● Record list:
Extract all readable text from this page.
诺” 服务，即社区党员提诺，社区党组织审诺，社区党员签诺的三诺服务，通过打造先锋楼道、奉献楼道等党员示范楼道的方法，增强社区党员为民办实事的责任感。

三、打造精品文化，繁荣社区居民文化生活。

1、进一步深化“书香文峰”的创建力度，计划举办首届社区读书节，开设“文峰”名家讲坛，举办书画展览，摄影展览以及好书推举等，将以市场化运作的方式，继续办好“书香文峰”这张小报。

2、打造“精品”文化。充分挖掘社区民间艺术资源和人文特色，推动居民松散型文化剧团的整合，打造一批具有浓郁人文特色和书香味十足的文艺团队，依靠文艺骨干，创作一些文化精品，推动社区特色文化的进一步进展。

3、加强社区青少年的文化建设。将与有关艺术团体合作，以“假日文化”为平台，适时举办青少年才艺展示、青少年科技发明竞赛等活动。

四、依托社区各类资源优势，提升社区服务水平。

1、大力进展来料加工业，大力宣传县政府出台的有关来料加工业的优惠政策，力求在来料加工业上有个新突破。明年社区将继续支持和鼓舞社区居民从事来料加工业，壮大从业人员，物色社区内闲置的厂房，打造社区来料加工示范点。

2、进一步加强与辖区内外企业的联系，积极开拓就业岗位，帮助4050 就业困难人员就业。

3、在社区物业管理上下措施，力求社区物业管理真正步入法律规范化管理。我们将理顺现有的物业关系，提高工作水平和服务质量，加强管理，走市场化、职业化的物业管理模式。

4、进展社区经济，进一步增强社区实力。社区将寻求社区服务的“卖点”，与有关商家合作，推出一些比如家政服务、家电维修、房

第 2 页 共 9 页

● Given request:
Retype all of the material above with every character intact.

● Response to this task:
Extract all readable text from this page.
诺” 服务，即社区党员提诺，社区党组织审诺，社区党员签诺的三诺服务，通过打造先锋楼道、奉献楼道等党员示范楼道的方法，增强社区党员为民办实事的责任感。

三、打造精品文化，繁荣社区居民文化生活。

1、进一步深化“书香文峰”的创建力度，计划举办首届社区读书节，开设“文峰”名家讲坛，举办书画展览，摄影展览以及好书推举等，将以市场化运作的方式，继续办好“书香文峰”这张小报。

2、打造“精品”文化。充分挖掘社区民间艺术资源和人文特色，推动居民松散型文化剧团的整合，打造一批具有浓郁人文特色和书香味十足的文艺团队，依靠文艺骨干，创作一些文化精品，推动社区特色文化的进一步进展。

3、加强社区青少年的文化建设。将与有关艺术团体合作，以“假日文化”为平台，适时举办青少年才艺展示、青少年科技发明竞赛等活动。

四、依托社区各类资源优势，提升社区服务水平。

1、大力进展来料加工业，大力宣传县政府出台的有关来料加工业的优惠政策，力求在来料加工业上有个新突破。明年社区将继续支持和鼓舞社区居民从事来料加工业，壮大从业人员，物色社区内闲置的厂房，打造社区来料加工示范点。

2、进一步加强与辖区内外企业的联系，积极开拓就业岗位，帮助4050 就业困难人员就业。

3、在社区物业管理上下措施，力求社区物业管理真正步入法律规范化管理。我们将理顺现有的物业关系，提高工作水平和服务质量，加强管理，走市场化、职业化的物业管理模式。

4、进展社区经济，进一步增强社区实力。社区将寻求社区服务的“卖点”，与有关商家合作，推出一些比如家政服务、家电维修、房

第 2 页 共 9 页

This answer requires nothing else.